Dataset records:
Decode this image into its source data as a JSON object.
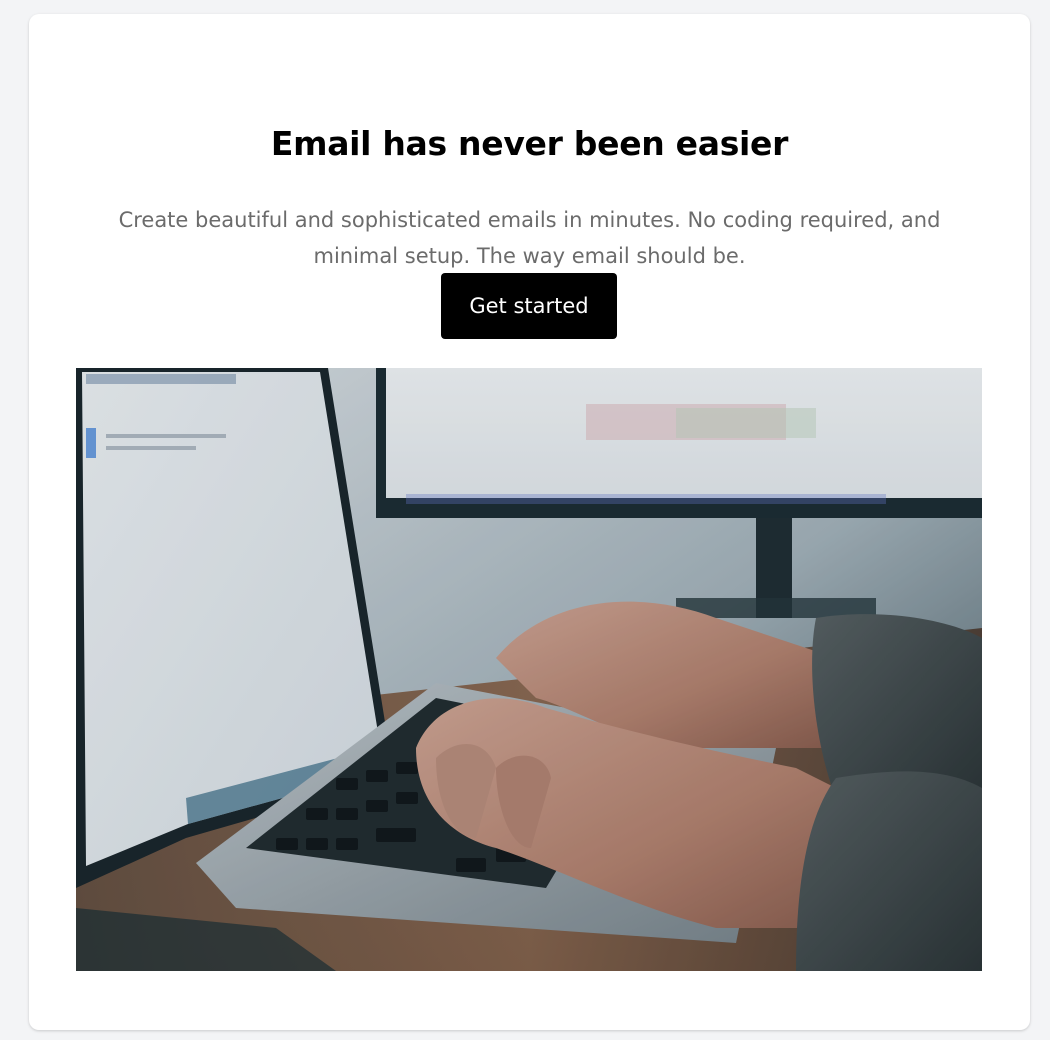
{
  "hero": {
    "title": "Email has never been easier",
    "subtitle": "Create beautiful and sophisticated emails in minutes. No coding required, and minimal setup. The way email should be.",
    "cta_label": "Get started"
  },
  "colors": {
    "page_background": "#f3f4f6",
    "card_background": "#ffffff",
    "title_text": "#000000",
    "subtitle_text": "#6b6b6b",
    "button_background": "#000000",
    "button_text": "#ffffff"
  },
  "image": {
    "subject": "hands typing on a laptop keyboard with a desktop monitor in the background"
  }
}
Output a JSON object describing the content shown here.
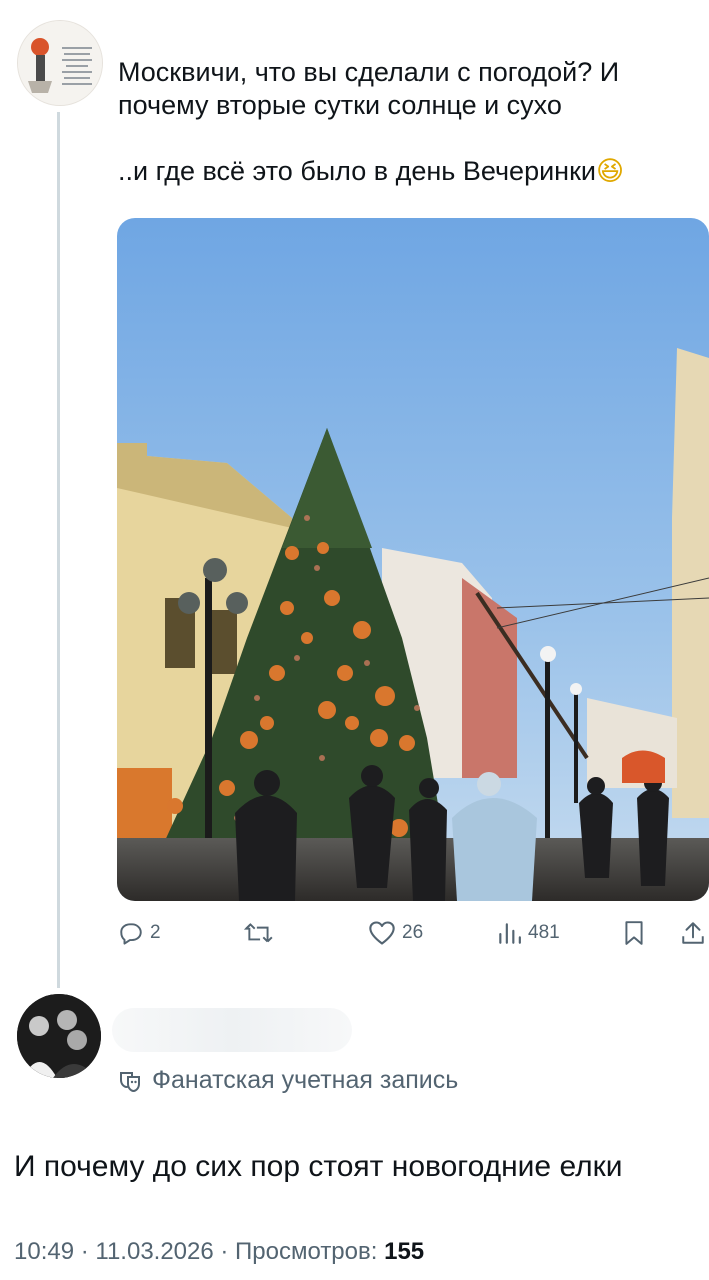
{
  "tweet": {
    "line1": "Москвичи, что вы сделали с погодой? И",
    "line2": "почему вторые сутки солнце и сухо",
    "line3": "..и где всё это было в день Вечеринки",
    "emoji": "😆",
    "photo_alt": "Новогодняя ёлка на пешеходной улице в солнечный день",
    "actions": {
      "replies": "2",
      "reposts": "",
      "likes": "26",
      "views": "481"
    }
  },
  "reply": {
    "badge_label": "Фанатская учетная запись",
    "text": "И почему до сих пор стоят новогодние  елки",
    "time": "10:49 · 11.03.2026 · Просмотров: ",
    "views": "155"
  },
  "icons": [
    "avatar",
    "reply-icon",
    "repost-icon",
    "like-icon",
    "views-icon",
    "bookmark-icon",
    "share-icon",
    "theater-masks-icon"
  ],
  "colors": {
    "text": "#0f1419",
    "secondary": "#536471",
    "thread_line": "#cfd9de",
    "sky": "#7fb0e4"
  }
}
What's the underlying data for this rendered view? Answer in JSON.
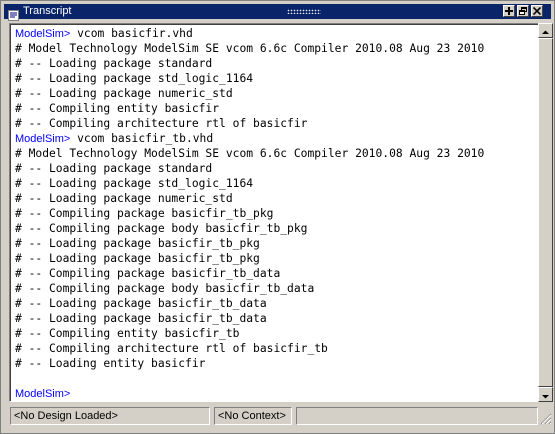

### WHAT TO WORK ON
Your copy should match the entries exactly, minus the pictures.

### SOLUTION FOR THIS PROBLEM
Decode this image into its source data as a JSON object.
{
  "hero": {
    "title": "Email has never been easier",
    "subtitle": "Create beautiful and sophisticated emails in minutes. No coding required, and minimal setup. The way email should be.",
    "cta_label": "Get started"
  },
  "colors": {
    "page_background": "#f3f4f6",
    "card_background": "#ffffff",
    "title_text": "#000000",
    "subtitle_text": "#6b6b6b",
    "button_background": "#000000",
    "button_text": "#ffffff"
  },
  "image": {
    "subject": "hands typing on a laptop keyboard with a desktop monitor in the background"
  }
}
Output a JSON object describing the content shown here.
{
  "tweet": {
    "line1": "Москвичи, что вы сделали с погодой? И",
    "line2": "почему вторые сутки солнце и сухо",
    "line3": "..и где всё это было в день Вечеринки",
    "emoji": "😆",
    "photo_alt": "Новогодняя ёлка на пешеходной улице в солнечный день",
    "actions": {
      "replies": "2",
      "reposts": "",
      "likes": "26",
      "views": "481"
    }
  },
  "reply": {
    "badge_label": "Фанатская учетная запись",
    "text": "И почему до сих пор стоят новогодние  елки",
    "time": "10:49 · 11.03.2026 · Просмотров: ",
    "views": "155"
  },
  "icons": [
    "avatar",
    "reply-icon",
    "repost-icon",
    "like-icon",
    "views-icon",
    "bookmark-icon",
    "share-icon",
    "theater-masks-icon"
  ],
  "colors": {
    "text": "#0f1419",
    "secondary": "#536471",
    "thread_line": "#cfd9de",
    "sky": "#7fb0e4"
  }
}
What's the underlying data for this rendered view? Answer in JSON.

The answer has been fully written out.